__Exercise directions__
Give the data again, word for word.
______
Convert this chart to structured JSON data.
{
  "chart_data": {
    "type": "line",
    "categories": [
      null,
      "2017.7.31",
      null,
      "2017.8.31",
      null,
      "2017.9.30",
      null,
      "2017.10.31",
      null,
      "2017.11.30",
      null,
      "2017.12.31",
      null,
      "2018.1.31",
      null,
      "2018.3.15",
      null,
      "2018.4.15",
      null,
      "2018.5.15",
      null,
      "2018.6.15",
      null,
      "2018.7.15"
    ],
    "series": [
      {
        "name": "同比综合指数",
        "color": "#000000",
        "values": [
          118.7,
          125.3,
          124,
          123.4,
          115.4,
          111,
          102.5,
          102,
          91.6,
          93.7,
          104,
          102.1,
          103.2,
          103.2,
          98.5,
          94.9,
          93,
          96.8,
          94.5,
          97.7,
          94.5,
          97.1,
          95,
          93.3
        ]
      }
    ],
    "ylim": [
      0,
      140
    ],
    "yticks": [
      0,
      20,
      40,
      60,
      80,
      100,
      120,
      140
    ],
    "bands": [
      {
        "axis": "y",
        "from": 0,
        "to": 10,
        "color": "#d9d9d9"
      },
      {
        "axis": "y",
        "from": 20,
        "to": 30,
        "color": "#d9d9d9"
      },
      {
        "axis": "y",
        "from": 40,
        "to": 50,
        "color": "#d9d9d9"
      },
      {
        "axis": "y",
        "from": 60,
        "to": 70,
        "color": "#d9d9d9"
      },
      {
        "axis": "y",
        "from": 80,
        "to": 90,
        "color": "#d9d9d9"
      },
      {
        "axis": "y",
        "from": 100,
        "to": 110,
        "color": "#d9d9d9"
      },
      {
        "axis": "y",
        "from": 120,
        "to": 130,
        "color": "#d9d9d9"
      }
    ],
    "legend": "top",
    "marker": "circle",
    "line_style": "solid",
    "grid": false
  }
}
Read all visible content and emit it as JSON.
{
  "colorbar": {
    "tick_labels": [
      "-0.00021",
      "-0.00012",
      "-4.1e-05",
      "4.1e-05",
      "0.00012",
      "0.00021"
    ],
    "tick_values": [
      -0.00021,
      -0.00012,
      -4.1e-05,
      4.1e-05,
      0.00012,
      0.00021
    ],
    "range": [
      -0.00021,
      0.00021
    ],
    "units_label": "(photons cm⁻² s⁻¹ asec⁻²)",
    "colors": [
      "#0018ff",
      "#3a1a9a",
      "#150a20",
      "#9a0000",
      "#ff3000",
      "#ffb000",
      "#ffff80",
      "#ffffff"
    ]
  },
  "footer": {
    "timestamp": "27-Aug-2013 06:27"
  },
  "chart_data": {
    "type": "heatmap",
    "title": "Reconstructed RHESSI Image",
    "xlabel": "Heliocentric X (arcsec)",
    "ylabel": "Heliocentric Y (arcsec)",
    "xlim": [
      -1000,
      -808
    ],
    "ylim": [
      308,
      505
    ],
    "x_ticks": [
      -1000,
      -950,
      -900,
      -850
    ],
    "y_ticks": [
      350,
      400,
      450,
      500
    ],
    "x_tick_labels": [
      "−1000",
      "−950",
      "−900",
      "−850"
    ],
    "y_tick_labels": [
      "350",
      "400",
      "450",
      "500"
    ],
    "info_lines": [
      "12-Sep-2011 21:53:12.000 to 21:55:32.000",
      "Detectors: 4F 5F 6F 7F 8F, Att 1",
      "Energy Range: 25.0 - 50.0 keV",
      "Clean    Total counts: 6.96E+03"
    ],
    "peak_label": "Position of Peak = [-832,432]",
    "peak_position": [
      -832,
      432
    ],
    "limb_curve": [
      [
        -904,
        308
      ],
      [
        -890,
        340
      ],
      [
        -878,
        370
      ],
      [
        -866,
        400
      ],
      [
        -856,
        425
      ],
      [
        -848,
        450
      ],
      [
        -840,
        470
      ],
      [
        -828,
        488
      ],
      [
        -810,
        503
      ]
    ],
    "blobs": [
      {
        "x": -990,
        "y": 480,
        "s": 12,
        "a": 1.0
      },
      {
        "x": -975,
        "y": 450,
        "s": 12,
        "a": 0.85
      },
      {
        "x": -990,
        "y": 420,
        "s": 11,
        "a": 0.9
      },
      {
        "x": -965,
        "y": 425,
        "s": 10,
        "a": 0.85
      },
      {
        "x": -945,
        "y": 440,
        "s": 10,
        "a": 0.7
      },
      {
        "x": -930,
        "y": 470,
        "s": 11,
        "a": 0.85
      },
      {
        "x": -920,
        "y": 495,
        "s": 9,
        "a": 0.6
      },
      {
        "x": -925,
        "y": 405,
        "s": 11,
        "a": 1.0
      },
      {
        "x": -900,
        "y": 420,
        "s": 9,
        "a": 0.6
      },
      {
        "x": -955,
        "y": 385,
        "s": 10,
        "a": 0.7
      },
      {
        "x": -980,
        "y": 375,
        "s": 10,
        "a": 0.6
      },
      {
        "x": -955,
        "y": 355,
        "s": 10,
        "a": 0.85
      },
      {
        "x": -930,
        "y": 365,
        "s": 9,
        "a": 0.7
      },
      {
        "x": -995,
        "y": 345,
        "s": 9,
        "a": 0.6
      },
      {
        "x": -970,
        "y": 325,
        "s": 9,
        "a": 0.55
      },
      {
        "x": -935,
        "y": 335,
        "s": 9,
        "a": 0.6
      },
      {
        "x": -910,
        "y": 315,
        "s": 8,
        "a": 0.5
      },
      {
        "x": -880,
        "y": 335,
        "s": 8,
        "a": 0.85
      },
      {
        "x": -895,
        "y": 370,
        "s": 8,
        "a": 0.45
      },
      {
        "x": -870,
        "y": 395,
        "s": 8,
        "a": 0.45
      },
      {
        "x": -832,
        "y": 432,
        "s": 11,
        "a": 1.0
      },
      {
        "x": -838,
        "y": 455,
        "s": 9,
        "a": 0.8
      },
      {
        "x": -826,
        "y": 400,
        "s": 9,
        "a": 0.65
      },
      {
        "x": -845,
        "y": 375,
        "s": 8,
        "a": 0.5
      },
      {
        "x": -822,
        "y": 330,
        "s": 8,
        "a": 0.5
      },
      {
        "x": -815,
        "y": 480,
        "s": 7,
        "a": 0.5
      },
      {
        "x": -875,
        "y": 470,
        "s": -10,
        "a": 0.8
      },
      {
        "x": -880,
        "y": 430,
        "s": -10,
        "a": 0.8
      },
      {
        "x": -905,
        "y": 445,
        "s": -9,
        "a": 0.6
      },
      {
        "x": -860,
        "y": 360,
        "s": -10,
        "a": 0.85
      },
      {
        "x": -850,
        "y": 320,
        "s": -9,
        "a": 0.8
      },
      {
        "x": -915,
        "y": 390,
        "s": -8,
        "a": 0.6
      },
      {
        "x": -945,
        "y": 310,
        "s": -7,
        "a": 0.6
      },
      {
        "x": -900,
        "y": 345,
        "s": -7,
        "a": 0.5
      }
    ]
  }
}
______
__The response__
Convert this chart to structured JSON data.
{
  "chart_data": {
    "type": "line",
    "categories": [
      null,
      "2017.7.31",
      null,
      "2017.8.31",
      null,
      "2017.9.30",
      null,
      "2017.10.31",
      null,
      "2017.11.30",
      null,
      "2017.12.31",
      null,
      "2018.1.31",
      null,
      "2018.3.15",
      null,
      "2018.4.15",
      null,
      "2018.5.15",
      null,
      "2018.6.15",
      null,
      "2018.7.15"
    ],
    "series": [
      {
        "name": "同比综合指数",
        "color": "#000000",
        "values": [
          118.7,
          125.3,
          124,
          123.4,
          115.4,
          111,
          102.5,
          102,
          91.6,
          93.7,
          104,
          102.1,
          103.2,
          103.2,
          98.5,
          94.9,
          93,
          96.8,
          94.5,
          97.7,
          94.5,
          97.1,
          95,
          93.3
        ]
      }
    ],
    "ylim": [
      0,
      140
    ],
    "yticks": [
      0,
      20,
      40,
      60,
      80,
      100,
      120,
      140
    ],
    "bands": [
      {
        "axis": "y",
        "from": 0,
        "to": 10,
        "color": "#d9d9d9"
      },
      {
        "axis": "y",
        "from": 20,
        "to": 30,
        "color": "#d9d9d9"
      },
      {
        "axis": "y",
        "from": 40,
        "to": 50,
        "color": "#d9d9d9"
      },
      {
        "axis": "y",
        "from": 60,
        "to": 70,
        "color": "#d9d9d9"
      },
      {
        "axis": "y",
        "from": 80,
        "to": 90,
        "color": "#d9d9d9"
      },
      {
        "axis": "y",
        "from": 100,
        "to": 110,
        "color": "#d9d9d9"
      },
      {
        "axis": "y",
        "from": 120,
        "to": 130,
        "color": "#d9d9d9"
      }
    ],
    "legend": "top",
    "marker": "circle",
    "line_style": "solid",
    "grid": false
  }
}
Read all visible content and emit it as JSON.
{
  "colorbar": {
    "tick_labels": [
      "-0.00021",
      "-0.00012",
      "-4.1e-05",
      "4.1e-05",
      "0.00012",
      "0.00021"
    ],
    "tick_values": [
      -0.00021,
      -0.00012,
      -4.1e-05,
      4.1e-05,
      0.00012,
      0.00021
    ],
    "range": [
      -0.00021,
      0.00021
    ],
    "units_label": "(photons cm⁻² s⁻¹ asec⁻²)",
    "colors": [
      "#0018ff",
      "#3a1a9a",
      "#150a20",
      "#9a0000",
      "#ff3000",
      "#ffb000",
      "#ffff80",
      "#ffffff"
    ]
  },
  "footer": {
    "timestamp": "27-Aug-2013 06:27"
  },
  "chart_data": {
    "type": "heatmap",
    "title": "Reconstructed RHESSI Image",
    "xlabel": "Heliocentric X (arcsec)",
    "ylabel": "Heliocentric Y (arcsec)",
    "xlim": [
      -1000,
      -808
    ],
    "ylim": [
      308,
      505
    ],
    "x_ticks": [
      -1000,
      -950,
      -900,
      -850
    ],
    "y_ticks": [
      350,
      400,
      450,
      500
    ],
    "x_tick_labels": [
      "−1000",
      "−950",
      "−900",
      "−850"
    ],
    "y_tick_labels": [
      "350",
      "400",
      "450",
      "500"
    ],
    "info_lines": [
      "12-Sep-2011 21:53:12.000 to 21:55:32.000",
      "Detectors: 4F 5F 6F 7F 8F, Att 1",
      "Energy Range: 25.0 - 50.0 keV",
      "Clean    Total counts: 6.96E+03"
    ],
    "peak_label": "Position of Peak = [-832,432]",
    "peak_position": [
      -832,
      432
    ],
    "limb_curve": [
      [
        -904,
        308
      ],
      [
        -890,
        340
      ],
      [
        -878,
        370
      ],
      [
        -866,
        400
      ],
      [
        -856,
        425
      ],
      [
        -848,
        450
      ],
      [
        -840,
        470
      ],
      [
        -828,
        488
      ],
      [
        -810,
        503
      ]
    ],
    "blobs": [
      {
        "x": -990,
        "y": 480,
        "s": 12,
        "a": 1.0
      },
      {
        "x": -975,
        "y": 450,
        "s": 12,
        "a": 0.85
      },
      {
        "x": -990,
        "y": 420,
        "s": 11,
        "a": 0.9
      },
      {
        "x": -965,
        "y": 425,
        "s": 10,
        "a": 0.85
      },
      {
        "x": -945,
        "y": 440,
        "s": 10,
        "a": 0.7
      },
      {
        "x": -930,
        "y": 470,
        "s": 11,
        "a": 0.85
      },
      {
        "x": -920,
        "y": 495,
        "s": 9,
        "a": 0.6
      },
      {
        "x": -925,
        "y": 405,
        "s": 11,
        "a": 1.0
      },
      {
        "x": -900,
        "y": 420,
        "s": 9,
        "a": 0.6
      },
      {
        "x": -955,
        "y": 385,
        "s": 10,
        "a": 0.7
      },
      {
        "x": -980,
        "y": 375,
        "s": 10,
        "a": 0.6
      },
      {
        "x": -955,
        "y": 355,
        "s": 10,
        "a": 0.85
      },
      {
        "x": -930,
        "y": 365,
        "s": 9,
        "a": 0.7
      },
      {
        "x": -995,
        "y": 345,
        "s": 9,
        "a": 0.6
      },
      {
        "x": -970,
        "y": 325,
        "s": 9,
        "a": 0.55
      },
      {
        "x": -935,
        "y": 335,
        "s": 9,
        "a": 0.6
      },
      {
        "x": -910,
        "y": 315,
        "s": 8,
        "a": 0.5
      },
      {
        "x": -880,
        "y": 335,
        "s": 8,
        "a": 0.85
      },
      {
        "x": -895,
        "y": 370,
        "s": 8,
        "a": 0.45
      },
      {
        "x": -870,
        "y": 395,
        "s": 8,
        "a": 0.45
      },
      {
        "x": -832,
        "y": 432,
        "s": 11,
        "a": 1.0
      },
      {
        "x": -838,
        "y": 455,
        "s": 9,
        "a": 0.8
      },
      {
        "x": -826,
        "y": 400,
        "s": 9,
        "a": 0.65
      },
      {
        "x": -845,
        "y": 375,
        "s": 8,
        "a": 0.5
      },
      {
        "x": -822,
        "y": 330,
        "s": 8,
        "a": 0.5
      },
      {
        "x": -815,
        "y": 480,
        "s": 7,
        "a": 0.5
      },
      {
        "x": -875,
        "y": 470,
        "s": -10,
        "a": 0.8
      },
      {
        "x": -880,
        "y": 430,
        "s": -10,
        "a": 0.8
      },
      {
        "x": -905,
        "y": 445,
        "s": -9,
        "a": 0.6
      },
      {
        "x": -860,
        "y": 360,
        "s": -10,
        "a": 0.85
      },
      {
        "x": -850,
        "y": 320,
        "s": -9,
        "a": 0.8
      },
      {
        "x": -915,
        "y": 390,
        "s": -8,
        "a": 0.6
      },
      {
        "x": -945,
        "y": 310,
        "s": -7,
        "a": 0.6
      },
      {
        "x": -900,
        "y": 345,
        "s": -7,
        "a": 0.5
      }
    ]
  }
}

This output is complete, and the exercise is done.